YOUR TASK = Track down every line below that holds "resection" and copy it.
-- DATA SHOWN follows --
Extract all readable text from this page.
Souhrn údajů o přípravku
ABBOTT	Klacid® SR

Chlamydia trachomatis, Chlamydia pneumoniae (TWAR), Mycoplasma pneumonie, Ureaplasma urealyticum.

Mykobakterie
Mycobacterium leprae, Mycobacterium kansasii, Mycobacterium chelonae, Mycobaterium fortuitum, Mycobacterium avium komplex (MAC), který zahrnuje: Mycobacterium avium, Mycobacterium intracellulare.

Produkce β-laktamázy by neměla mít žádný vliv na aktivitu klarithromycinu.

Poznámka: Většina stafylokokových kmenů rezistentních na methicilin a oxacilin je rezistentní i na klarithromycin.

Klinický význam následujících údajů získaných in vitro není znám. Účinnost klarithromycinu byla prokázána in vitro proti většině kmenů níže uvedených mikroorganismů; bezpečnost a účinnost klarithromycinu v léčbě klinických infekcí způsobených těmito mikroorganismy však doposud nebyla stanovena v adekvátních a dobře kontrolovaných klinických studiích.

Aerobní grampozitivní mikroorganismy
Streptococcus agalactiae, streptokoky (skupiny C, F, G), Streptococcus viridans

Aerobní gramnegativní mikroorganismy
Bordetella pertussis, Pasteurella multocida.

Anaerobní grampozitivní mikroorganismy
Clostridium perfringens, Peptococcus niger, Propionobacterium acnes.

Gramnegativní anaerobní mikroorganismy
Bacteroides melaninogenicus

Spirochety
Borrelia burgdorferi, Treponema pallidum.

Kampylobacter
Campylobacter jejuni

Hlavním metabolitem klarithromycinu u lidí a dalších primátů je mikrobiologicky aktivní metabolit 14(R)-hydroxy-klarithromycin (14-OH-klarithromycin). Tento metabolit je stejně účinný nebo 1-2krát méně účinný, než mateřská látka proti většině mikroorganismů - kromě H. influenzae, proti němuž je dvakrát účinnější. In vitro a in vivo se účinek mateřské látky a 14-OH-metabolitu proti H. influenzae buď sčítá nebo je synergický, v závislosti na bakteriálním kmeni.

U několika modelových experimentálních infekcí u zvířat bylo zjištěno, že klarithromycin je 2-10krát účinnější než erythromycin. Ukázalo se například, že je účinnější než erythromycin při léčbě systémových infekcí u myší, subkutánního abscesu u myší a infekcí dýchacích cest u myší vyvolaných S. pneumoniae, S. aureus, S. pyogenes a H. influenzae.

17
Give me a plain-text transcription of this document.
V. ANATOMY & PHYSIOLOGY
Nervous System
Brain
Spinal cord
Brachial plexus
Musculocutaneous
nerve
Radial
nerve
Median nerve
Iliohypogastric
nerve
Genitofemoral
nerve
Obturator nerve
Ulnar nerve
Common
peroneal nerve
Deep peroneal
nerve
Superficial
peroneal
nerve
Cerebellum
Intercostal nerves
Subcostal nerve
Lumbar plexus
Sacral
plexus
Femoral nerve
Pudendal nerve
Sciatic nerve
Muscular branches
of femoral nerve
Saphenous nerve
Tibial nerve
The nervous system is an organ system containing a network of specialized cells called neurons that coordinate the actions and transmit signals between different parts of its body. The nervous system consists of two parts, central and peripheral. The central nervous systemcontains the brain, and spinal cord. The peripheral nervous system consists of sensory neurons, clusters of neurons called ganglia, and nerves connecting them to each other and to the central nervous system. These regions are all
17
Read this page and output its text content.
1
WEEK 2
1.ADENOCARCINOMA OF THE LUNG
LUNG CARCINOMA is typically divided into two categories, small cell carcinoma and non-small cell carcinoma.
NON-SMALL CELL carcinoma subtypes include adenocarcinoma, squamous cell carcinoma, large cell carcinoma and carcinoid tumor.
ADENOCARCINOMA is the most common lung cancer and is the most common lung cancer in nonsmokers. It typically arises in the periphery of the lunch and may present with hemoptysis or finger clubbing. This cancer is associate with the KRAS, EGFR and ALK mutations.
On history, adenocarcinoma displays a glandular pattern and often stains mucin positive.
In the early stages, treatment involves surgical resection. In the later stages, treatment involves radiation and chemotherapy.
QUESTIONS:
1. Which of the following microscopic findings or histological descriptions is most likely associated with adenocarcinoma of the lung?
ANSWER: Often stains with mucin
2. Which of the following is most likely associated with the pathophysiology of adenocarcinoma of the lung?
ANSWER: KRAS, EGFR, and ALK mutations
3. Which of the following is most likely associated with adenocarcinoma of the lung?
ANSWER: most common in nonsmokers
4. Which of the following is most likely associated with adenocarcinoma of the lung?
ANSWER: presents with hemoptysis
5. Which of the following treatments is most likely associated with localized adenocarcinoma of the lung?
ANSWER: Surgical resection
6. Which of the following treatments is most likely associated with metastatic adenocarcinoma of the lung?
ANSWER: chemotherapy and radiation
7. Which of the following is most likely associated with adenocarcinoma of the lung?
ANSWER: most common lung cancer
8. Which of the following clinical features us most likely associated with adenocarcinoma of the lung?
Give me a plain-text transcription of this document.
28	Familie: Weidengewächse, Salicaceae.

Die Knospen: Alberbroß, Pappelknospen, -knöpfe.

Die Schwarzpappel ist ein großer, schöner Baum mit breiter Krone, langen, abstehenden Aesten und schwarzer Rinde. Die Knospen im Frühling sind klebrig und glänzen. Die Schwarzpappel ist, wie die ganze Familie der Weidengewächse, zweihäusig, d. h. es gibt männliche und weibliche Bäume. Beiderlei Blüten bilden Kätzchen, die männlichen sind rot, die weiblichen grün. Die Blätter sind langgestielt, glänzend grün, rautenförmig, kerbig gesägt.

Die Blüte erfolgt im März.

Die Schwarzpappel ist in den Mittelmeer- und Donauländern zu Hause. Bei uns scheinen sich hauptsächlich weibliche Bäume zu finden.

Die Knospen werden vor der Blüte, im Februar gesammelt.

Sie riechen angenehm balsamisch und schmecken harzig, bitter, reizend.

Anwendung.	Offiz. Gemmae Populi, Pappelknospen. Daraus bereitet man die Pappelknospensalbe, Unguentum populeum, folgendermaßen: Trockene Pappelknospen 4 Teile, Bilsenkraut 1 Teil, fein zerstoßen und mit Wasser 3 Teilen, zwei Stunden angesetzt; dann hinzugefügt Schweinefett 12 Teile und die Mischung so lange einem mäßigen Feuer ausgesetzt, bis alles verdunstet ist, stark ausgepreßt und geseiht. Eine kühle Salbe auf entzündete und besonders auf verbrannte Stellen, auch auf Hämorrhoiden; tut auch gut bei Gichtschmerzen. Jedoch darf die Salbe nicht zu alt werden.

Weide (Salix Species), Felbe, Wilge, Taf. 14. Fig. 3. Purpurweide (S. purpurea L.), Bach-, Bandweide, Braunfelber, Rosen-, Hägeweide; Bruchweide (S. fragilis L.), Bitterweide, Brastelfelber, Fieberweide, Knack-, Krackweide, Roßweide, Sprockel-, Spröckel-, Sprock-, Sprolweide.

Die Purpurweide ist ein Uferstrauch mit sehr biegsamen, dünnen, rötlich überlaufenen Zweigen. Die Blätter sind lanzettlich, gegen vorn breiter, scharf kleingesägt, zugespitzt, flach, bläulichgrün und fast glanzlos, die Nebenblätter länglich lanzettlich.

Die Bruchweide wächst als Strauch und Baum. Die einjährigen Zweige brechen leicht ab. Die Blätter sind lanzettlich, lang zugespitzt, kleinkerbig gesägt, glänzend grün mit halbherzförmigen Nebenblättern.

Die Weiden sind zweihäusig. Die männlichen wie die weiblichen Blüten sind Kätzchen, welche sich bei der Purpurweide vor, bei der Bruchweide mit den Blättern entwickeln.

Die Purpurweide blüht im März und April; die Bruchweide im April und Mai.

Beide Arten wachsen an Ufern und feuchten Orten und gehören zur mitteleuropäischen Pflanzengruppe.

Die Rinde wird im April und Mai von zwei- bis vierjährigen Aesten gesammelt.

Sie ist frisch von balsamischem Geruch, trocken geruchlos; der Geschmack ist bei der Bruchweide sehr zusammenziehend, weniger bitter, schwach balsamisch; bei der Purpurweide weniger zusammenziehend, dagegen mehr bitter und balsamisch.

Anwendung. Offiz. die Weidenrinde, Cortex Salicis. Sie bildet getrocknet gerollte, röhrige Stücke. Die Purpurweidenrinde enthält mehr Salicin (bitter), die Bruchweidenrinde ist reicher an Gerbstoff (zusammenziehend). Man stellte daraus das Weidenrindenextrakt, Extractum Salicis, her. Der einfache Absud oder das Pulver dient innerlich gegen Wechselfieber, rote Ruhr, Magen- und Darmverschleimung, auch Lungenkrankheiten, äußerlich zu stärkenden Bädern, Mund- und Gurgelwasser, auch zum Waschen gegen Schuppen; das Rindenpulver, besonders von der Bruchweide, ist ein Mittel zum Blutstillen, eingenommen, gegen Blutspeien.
-- DATA SHOWN concluded --
RESPONSE FOR THIS EXERCISE =
In the early stages, treatment involves surgical resection. In the later stages, treatment involves radiation and chemotherapy.
ANSWER: Surgical resection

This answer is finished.